◆ Recorded data

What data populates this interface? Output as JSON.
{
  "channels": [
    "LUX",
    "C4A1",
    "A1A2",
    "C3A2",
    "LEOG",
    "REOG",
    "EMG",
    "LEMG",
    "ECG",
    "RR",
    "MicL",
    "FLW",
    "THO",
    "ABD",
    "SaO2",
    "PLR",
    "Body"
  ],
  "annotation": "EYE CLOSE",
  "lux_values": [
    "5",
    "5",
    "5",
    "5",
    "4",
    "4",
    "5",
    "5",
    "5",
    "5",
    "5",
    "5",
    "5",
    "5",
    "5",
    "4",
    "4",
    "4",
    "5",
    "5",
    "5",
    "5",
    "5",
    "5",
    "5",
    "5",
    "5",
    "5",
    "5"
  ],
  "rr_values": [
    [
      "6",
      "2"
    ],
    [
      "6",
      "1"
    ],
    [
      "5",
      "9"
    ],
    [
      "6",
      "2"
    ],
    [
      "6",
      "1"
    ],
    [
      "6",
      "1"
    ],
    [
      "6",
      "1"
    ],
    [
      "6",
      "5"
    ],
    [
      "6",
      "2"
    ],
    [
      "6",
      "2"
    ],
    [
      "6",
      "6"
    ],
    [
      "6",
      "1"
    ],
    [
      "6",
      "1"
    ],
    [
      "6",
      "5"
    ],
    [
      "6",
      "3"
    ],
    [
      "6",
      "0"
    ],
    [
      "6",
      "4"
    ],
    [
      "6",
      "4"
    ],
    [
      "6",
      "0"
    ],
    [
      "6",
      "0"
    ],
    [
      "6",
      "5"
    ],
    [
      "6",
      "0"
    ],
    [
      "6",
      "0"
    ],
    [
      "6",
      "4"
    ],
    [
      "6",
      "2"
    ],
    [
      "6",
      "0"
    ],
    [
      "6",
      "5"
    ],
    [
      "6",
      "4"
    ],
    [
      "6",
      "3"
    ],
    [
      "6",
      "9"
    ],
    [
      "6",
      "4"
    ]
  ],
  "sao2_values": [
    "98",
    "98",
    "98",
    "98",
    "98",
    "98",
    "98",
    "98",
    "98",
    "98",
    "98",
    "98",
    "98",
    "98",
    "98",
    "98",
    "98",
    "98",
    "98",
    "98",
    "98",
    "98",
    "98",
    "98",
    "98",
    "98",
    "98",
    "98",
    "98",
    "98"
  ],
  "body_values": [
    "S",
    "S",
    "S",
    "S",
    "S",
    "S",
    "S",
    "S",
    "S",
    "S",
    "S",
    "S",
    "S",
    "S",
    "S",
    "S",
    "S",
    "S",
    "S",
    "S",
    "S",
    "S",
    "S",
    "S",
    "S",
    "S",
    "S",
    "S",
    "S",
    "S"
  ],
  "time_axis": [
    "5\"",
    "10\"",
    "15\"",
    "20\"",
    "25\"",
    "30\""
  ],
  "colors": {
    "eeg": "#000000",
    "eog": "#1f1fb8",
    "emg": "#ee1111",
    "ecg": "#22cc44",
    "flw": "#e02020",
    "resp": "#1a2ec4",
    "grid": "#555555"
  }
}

◆ Required work
Transcribe every entry exactly.

◆ Answer to the task
What data populates this interface? Output as JSON.
{
  "channels": [
    "LUX",
    "C4A1",
    "A1A2",
    "C3A2",
    "LEOG",
    "REOG",
    "EMG",
    "LEMG",
    "ECG",
    "RR",
    "MicL",
    "FLW",
    "THO",
    "ABD",
    "SaO2",
    "PLR",
    "Body"
  ],
  "annotation": "EYE CLOSE",
  "lux_values": [
    "5",
    "5",
    "5",
    "5",
    "4",
    "4",
    "5",
    "5",
    "5",
    "5",
    "5",
    "5",
    "5",
    "5",
    "5",
    "4",
    "4",
    "4",
    "5",
    "5",
    "5",
    "5",
    "5",
    "5",
    "5",
    "5",
    "5",
    "5",
    "5"
  ],
  "rr_values": [
    [
      "6",
      "2"
    ],
    [
      "6",
      "1"
    ],
    [
      "5",
      "9"
    ],
    [
      "6",
      "2"
    ],
    [
      "6",
      "1"
    ],
    [
      "6",
      "1"
    ],
    [
      "6",
      "1"
    ],
    [
      "6",
      "5"
    ],
    [
      "6",
      "2"
    ],
    [
      "6",
      "2"
    ],
    [
      "6",
      "6"
    ],
    [
      "6",
      "1"
    ],
    [
      "6",
      "1"
    ],
    [
      "6",
      "5"
    ],
    [
      "6",
      "3"
    ],
    [
      "6",
      "0"
    ],
    [
      "6",
      "4"
    ],
    [
      "6",
      "4"
    ],
    [
      "6",
      "0"
    ],
    [
      "6",
      "0"
    ],
    [
      "6",
      "5"
    ],
    [
      "6",
      "0"
    ],
    [
      "6",
      "0"
    ],
    [
      "6",
      "4"
    ],
    [
      "6",
      "2"
    ],
    [
      "6",
      "0"
    ],
    [
      "6",
      "5"
    ],
    [
      "6",
      "4"
    ],
    [
      "6",
      "3"
    ],
    [
      "6",
      "9"
    ],
    [
      "6",
      "4"
    ]
  ],
  "sao2_values": [
    "98",
    "98",
    "98",
    "98",
    "98",
    "98",
    "98",
    "98",
    "98",
    "98",
    "98",
    "98",
    "98",
    "98",
    "98",
    "98",
    "98",
    "98",
    "98",
    "98",
    "98",
    "98",
    "98",
    "98",
    "98",
    "98",
    "98",
    "98",
    "98",
    "98"
  ],
  "body_values": [
    "S",
    "S",
    "S",
    "S",
    "S",
    "S",
    "S",
    "S",
    "S",
    "S",
    "S",
    "S",
    "S",
    "S",
    "S",
    "S",
    "S",
    "S",
    "S",
    "S",
    "S",
    "S",
    "S",
    "S",
    "S",
    "S",
    "S",
    "S",
    "S",
    "S"
  ],
  "time_axis": [
    "5\"",
    "10\"",
    "15\"",
    "20\"",
    "25\"",
    "30\""
  ],
  "colors": {
    "eeg": "#000000",
    "eog": "#1f1fb8",
    "emg": "#ee1111",
    "ecg": "#22cc44",
    "flw": "#e02020",
    "resp": "#1a2ec4",
    "grid": "#555555"
  }
}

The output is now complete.